Return the count of lines with the string "viện" in them, and nothing else.

**Extracted data entries:**
------------------------------------------------------------------------

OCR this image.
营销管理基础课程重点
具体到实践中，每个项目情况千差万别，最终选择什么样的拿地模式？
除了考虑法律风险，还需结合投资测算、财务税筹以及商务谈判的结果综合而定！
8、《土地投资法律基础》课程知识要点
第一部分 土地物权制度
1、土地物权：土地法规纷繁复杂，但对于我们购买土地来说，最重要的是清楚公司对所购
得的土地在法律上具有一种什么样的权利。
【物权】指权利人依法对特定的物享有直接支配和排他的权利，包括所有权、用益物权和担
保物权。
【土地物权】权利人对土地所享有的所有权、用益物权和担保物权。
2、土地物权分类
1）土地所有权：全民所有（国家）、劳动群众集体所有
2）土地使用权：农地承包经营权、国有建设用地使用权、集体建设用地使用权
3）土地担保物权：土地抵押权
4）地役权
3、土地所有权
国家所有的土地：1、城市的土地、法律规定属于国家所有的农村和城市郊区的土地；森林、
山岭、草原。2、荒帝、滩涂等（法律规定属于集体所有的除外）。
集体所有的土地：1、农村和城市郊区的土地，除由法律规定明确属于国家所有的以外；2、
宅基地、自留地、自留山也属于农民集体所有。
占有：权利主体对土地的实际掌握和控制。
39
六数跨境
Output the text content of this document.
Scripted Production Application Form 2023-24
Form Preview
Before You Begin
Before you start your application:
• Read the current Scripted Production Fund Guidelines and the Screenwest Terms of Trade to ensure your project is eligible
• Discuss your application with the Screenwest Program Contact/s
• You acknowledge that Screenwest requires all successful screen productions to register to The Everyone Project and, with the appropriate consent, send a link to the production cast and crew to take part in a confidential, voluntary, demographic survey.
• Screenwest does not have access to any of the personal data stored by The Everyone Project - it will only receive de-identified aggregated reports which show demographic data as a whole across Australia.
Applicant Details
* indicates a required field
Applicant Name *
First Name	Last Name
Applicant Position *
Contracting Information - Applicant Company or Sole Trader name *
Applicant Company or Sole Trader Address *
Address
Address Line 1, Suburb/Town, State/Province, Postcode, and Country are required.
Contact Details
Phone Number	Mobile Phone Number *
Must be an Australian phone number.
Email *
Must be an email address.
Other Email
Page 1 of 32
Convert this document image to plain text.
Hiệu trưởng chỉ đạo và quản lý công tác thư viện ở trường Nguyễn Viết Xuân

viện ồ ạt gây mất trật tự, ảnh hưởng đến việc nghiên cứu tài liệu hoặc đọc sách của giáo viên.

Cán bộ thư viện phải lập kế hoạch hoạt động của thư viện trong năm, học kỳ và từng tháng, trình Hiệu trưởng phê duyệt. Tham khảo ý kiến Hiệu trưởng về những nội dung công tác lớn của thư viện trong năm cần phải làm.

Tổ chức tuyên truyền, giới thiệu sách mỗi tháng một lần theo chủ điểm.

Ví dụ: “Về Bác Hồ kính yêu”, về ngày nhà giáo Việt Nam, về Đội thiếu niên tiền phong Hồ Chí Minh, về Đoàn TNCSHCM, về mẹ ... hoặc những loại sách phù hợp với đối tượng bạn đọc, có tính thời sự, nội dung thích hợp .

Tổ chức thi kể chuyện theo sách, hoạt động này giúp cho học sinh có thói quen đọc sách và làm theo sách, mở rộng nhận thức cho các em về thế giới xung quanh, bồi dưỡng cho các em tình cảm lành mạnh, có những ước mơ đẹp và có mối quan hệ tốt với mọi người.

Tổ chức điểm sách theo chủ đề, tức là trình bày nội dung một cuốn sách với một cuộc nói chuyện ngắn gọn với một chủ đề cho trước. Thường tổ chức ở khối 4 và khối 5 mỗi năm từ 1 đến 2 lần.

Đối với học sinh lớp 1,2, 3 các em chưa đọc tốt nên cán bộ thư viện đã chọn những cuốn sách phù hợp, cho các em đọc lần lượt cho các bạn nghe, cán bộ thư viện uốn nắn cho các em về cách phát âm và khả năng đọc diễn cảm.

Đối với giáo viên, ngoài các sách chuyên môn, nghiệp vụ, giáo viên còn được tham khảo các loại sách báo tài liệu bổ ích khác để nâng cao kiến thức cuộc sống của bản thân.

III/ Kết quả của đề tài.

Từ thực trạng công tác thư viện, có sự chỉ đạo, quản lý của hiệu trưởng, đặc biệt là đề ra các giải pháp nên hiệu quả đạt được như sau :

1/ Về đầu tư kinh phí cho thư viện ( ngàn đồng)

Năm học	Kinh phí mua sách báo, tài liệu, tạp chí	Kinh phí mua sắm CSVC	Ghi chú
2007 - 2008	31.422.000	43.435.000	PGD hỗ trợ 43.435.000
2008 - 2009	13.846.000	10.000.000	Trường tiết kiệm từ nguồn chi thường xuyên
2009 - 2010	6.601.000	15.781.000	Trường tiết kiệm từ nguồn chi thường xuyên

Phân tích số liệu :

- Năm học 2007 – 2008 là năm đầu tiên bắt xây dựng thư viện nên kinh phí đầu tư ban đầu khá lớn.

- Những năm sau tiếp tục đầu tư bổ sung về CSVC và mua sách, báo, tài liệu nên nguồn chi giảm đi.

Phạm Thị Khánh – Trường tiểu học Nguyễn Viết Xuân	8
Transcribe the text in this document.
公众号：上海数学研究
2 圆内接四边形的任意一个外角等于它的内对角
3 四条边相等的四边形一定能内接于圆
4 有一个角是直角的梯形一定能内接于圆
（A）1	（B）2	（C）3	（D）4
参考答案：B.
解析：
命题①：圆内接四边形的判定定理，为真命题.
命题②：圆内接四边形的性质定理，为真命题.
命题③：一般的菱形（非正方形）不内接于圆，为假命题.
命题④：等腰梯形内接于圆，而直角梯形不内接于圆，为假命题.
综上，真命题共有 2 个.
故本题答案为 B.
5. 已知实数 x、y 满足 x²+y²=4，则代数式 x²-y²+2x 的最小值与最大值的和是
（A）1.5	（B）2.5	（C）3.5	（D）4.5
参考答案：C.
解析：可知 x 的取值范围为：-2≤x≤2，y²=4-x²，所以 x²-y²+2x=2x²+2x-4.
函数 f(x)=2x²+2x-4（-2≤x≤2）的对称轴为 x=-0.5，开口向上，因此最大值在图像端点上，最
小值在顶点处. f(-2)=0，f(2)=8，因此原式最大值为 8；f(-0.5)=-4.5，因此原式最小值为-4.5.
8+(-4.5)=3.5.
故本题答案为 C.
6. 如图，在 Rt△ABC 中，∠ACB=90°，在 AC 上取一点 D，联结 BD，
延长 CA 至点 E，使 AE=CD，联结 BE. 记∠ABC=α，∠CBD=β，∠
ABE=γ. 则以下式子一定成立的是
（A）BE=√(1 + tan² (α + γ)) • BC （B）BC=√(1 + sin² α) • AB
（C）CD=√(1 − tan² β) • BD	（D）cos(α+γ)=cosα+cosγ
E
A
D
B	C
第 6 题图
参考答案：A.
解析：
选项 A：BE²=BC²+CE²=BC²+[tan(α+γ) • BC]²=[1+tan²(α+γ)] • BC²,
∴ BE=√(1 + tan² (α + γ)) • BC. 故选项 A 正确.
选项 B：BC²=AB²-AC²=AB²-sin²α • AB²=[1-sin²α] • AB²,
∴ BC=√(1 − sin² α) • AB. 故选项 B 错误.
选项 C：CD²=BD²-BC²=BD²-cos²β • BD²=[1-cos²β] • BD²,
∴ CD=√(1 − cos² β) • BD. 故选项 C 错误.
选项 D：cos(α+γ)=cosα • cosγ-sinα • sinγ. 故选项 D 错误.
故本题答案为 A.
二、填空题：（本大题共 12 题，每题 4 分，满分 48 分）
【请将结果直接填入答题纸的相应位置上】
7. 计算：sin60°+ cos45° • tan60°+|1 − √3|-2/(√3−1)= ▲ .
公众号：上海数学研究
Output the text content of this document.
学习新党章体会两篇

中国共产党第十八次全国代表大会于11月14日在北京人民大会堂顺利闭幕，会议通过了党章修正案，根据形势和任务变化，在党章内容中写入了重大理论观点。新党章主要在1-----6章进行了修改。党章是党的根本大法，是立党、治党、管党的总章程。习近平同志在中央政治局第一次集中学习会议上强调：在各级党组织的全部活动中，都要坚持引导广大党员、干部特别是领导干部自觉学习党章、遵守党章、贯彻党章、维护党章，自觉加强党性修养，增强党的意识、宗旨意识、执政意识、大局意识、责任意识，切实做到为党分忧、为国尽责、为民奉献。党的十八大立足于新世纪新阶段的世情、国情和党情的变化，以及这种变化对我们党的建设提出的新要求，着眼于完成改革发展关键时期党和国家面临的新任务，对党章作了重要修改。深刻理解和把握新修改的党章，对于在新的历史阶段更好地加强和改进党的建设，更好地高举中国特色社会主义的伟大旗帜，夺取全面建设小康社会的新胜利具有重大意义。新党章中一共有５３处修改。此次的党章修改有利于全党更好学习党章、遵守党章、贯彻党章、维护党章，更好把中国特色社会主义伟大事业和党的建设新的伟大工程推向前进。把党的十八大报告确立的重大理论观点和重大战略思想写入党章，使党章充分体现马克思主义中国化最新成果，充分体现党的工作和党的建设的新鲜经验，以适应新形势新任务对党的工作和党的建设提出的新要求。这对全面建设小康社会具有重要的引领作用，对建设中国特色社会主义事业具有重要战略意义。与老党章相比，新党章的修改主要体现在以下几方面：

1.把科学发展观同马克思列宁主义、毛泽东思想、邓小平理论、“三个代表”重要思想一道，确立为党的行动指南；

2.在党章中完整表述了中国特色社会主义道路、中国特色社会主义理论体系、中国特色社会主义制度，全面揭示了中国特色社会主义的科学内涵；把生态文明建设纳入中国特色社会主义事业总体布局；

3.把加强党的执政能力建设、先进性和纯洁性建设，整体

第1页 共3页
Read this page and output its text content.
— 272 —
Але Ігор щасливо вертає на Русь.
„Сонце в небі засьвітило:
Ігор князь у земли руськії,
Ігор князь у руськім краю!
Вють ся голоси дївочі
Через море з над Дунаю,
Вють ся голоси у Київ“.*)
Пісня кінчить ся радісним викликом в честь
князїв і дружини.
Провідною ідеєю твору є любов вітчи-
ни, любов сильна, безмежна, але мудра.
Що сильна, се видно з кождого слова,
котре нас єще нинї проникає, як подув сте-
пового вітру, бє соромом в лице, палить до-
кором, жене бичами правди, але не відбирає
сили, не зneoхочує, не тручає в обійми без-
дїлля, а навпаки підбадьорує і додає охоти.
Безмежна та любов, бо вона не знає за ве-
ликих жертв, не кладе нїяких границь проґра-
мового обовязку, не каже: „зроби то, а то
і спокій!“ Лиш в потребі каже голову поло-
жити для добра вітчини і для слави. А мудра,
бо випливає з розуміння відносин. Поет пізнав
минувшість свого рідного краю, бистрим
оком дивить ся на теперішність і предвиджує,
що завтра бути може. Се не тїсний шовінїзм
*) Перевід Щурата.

------------------------------------------------------------------------

**SOLUTION FOR THIS PROBLEM:** 7